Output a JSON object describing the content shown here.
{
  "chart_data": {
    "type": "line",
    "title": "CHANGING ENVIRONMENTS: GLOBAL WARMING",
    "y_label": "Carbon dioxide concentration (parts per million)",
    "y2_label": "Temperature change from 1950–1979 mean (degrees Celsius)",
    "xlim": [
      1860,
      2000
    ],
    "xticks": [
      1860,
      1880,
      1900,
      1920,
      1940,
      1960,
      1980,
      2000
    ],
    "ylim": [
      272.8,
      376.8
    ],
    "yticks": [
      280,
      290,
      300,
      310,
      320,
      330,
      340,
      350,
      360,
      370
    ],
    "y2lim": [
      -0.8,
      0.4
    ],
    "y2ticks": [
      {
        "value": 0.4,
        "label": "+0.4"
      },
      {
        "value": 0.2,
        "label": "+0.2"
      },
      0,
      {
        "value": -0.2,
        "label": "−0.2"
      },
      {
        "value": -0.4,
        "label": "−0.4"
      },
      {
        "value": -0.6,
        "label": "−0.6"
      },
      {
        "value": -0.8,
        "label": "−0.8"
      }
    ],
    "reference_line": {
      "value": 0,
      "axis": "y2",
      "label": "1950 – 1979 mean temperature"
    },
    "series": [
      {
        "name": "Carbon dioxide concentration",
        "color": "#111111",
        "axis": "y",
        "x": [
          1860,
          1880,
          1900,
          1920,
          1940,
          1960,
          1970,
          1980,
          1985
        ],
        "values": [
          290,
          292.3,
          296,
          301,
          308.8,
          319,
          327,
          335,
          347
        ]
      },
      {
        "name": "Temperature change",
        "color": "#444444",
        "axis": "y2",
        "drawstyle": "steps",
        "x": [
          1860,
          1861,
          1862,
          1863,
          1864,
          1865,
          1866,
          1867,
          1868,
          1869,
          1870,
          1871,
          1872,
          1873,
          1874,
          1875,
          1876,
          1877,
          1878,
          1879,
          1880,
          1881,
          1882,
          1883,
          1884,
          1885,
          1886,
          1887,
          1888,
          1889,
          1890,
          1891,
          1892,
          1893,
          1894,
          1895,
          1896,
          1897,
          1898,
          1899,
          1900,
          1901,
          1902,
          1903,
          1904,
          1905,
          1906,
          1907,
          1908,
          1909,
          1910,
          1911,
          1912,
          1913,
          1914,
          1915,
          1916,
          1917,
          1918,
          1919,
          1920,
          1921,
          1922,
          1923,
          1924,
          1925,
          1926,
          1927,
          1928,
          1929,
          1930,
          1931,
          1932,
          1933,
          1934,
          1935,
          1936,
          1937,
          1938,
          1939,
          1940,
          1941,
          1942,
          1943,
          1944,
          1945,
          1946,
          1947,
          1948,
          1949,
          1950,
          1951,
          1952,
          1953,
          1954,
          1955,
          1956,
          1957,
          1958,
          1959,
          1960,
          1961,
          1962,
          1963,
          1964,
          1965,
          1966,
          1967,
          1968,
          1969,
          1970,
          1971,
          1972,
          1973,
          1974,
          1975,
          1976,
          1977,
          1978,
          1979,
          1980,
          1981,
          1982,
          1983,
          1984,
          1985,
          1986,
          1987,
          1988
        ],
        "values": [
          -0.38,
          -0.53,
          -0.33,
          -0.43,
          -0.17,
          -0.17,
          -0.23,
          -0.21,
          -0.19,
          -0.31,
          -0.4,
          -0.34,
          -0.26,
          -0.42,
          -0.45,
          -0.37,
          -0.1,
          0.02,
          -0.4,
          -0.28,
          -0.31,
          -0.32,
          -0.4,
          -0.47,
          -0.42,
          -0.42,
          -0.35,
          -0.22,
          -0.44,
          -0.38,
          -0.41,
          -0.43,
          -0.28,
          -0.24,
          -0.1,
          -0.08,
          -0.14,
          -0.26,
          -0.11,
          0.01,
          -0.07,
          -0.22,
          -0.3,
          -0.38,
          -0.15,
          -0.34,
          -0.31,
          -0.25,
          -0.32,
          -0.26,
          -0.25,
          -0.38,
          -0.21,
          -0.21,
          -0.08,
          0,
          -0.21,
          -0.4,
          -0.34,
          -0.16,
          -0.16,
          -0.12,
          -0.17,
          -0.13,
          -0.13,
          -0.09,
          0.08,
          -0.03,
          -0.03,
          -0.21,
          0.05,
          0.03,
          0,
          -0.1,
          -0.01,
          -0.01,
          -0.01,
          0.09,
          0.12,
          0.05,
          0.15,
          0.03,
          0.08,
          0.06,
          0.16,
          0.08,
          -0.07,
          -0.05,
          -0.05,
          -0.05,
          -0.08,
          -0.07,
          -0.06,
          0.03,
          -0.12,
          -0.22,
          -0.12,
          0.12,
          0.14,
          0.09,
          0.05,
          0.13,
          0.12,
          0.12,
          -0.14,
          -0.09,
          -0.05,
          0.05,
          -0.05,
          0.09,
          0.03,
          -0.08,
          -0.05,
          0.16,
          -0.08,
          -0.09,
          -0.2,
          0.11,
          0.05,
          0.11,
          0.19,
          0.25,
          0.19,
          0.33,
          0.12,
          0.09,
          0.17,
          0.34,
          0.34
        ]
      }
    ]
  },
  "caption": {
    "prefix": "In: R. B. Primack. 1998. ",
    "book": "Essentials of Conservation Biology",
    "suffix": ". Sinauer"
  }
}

———

THE EXERCISE —
Transcribe all of the material exactly. Omit nothing.

COMPLETE RESPONSE —
Output a JSON object describing the content shown here.
{
  "chart_data": {
    "type": "line",
    "title": "CHANGING ENVIRONMENTS: GLOBAL WARMING",
    "y_label": "Carbon dioxide concentration (parts per million)",
    "y2_label": "Temperature change from 1950–1979 mean (degrees Celsius)",
    "xlim": [
      1860,
      2000
    ],
    "xticks": [
      1860,
      1880,
      1900,
      1920,
      1940,
      1960,
      1980,
      2000
    ],
    "ylim": [
      272.8,
      376.8
    ],
    "yticks": [
      280,
      290,
      300,
      310,
      320,
      330,
      340,
      350,
      360,
      370
    ],
    "y2lim": [
      -0.8,
      0.4
    ],
    "y2ticks": [
      {
        "value": 0.4,
        "label": "+0.4"
      },
      {
        "value": 0.2,
        "label": "+0.2"
      },
      0,
      {
        "value": -0.2,
        "label": "−0.2"
      },
      {
        "value": -0.4,
        "label": "−0.4"
      },
      {
        "value": -0.6,
        "label": "−0.6"
      },
      {
        "value": -0.8,
        "label": "−0.8"
      }
    ],
    "reference_line": {
      "value": 0,
      "axis": "y2",
      "label": "1950 – 1979 mean temperature"
    },
    "series": [
      {
        "name": "Carbon dioxide concentration",
        "color": "#111111",
        "axis": "y",
        "x": [
          1860,
          1880,
          1900,
          1920,
          1940,
          1960,
          1970,
          1980,
          1985
        ],
        "values": [
          290,
          292.3,
          296,
          301,
          308.8,
          319,
          327,
          335,
          347
        ]
      },
      {
        "name": "Temperature change",
        "color": "#444444",
        "axis": "y2",
        "drawstyle": "steps",
        "x": [
          1860,
          1861,
          1862,
          1863,
          1864,
          1865,
          1866,
          1867,
          1868,
          1869,
          1870,
          1871,
          1872,
          1873,
          1874,
          1875,
          1876,
          1877,
          1878,
          1879,
          1880,
          1881,
          1882,
          1883,
          1884,
          1885,
          1886,
          1887,
          1888,
          1889,
          1890,
          1891,
          1892,
          1893,
          1894,
          1895,
          1896,
          1897,
          1898,
          1899,
          1900,
          1901,
          1902,
          1903,
          1904,
          1905,
          1906,
          1907,
          1908,
          1909,
          1910,
          1911,
          1912,
          1913,
          1914,
          1915,
          1916,
          1917,
          1918,
          1919,
          1920,
          1921,
          1922,
          1923,
          1924,
          1925,
          1926,
          1927,
          1928,
          1929,
          1930,
          1931,
          1932,
          1933,
          1934,
          1935,
          1936,
          1937,
          1938,
          1939,
          1940,
          1941,
          1942,
          1943,
          1944,
          1945,
          1946,
          1947,
          1948,
          1949,
          1950,
          1951,
          1952,
          1953,
          1954,
          1955,
          1956,
          1957,
          1958,
          1959,
          1960,
          1961,
          1962,
          1963,
          1964,
          1965,
          1966,
          1967,
          1968,
          1969,
          1970,
          1971,
          1972,
          1973,
          1974,
          1975,
          1976,
          1977,
          1978,
          1979,
          1980,
          1981,
          1982,
          1983,
          1984,
          1985,
          1986,
          1987,
          1988
        ],
        "values": [
          -0.38,
          -0.53,
          -0.33,
          -0.43,
          -0.17,
          -0.17,
          -0.23,
          -0.21,
          -0.19,
          -0.31,
          -0.4,
          -0.34,
          -0.26,
          -0.42,
          -0.45,
          -0.37,
          -0.1,
          0.02,
          -0.4,
          -0.28,
          -0.31,
          -0.32,
          -0.4,
          -0.47,
          -0.42,
          -0.42,
          -0.35,
          -0.22,
          -0.44,
          -0.38,
          -0.41,
          -0.43,
          -0.28,
          -0.24,
          -0.1,
          -0.08,
          -0.14,
          -0.26,
          -0.11,
          0.01,
          -0.07,
          -0.22,
          -0.3,
          -0.38,
          -0.15,
          -0.34,
          -0.31,
          -0.25,
          -0.32,
          -0.26,
          -0.25,
          -0.38,
          -0.21,
          -0.21,
          -0.08,
          0,
          -0.21,
          -0.4,
          -0.34,
          -0.16,
          -0.16,
          -0.12,
          -0.17,
          -0.13,
          -0.13,
          -0.09,
          0.08,
          -0.03,
          -0.03,
          -0.21,
          0.05,
          0.03,
          0,
          -0.1,
          -0.01,
          -0.01,
          -0.01,
          0.09,
          0.12,
          0.05,
          0.15,
          0.03,
          0.08,
          0.06,
          0.16,
          0.08,
          -0.07,
          -0.05,
          -0.05,
          -0.05,
          -0.08,
          -0.07,
          -0.06,
          0.03,
          -0.12,
          -0.22,
          -0.12,
          0.12,
          0.14,
          0.09,
          0.05,
          0.13,
          0.12,
          0.12,
          -0.14,
          -0.09,
          -0.05,
          0.05,
          -0.05,
          0.09,
          0.03,
          -0.08,
          -0.05,
          0.16,
          -0.08,
          -0.09,
          -0.2,
          0.11,
          0.05,
          0.11,
          0.19,
          0.25,
          0.19,
          0.33,
          0.12,
          0.09,
          0.17,
          0.34,
          0.34
        ]
      }
    ]
  },
  "caption": {
    "prefix": "In: R. B. Primack. 1998. ",
    "book": "Essentials of Conservation Biology",
    "suffix": ". Sinauer"
  }
}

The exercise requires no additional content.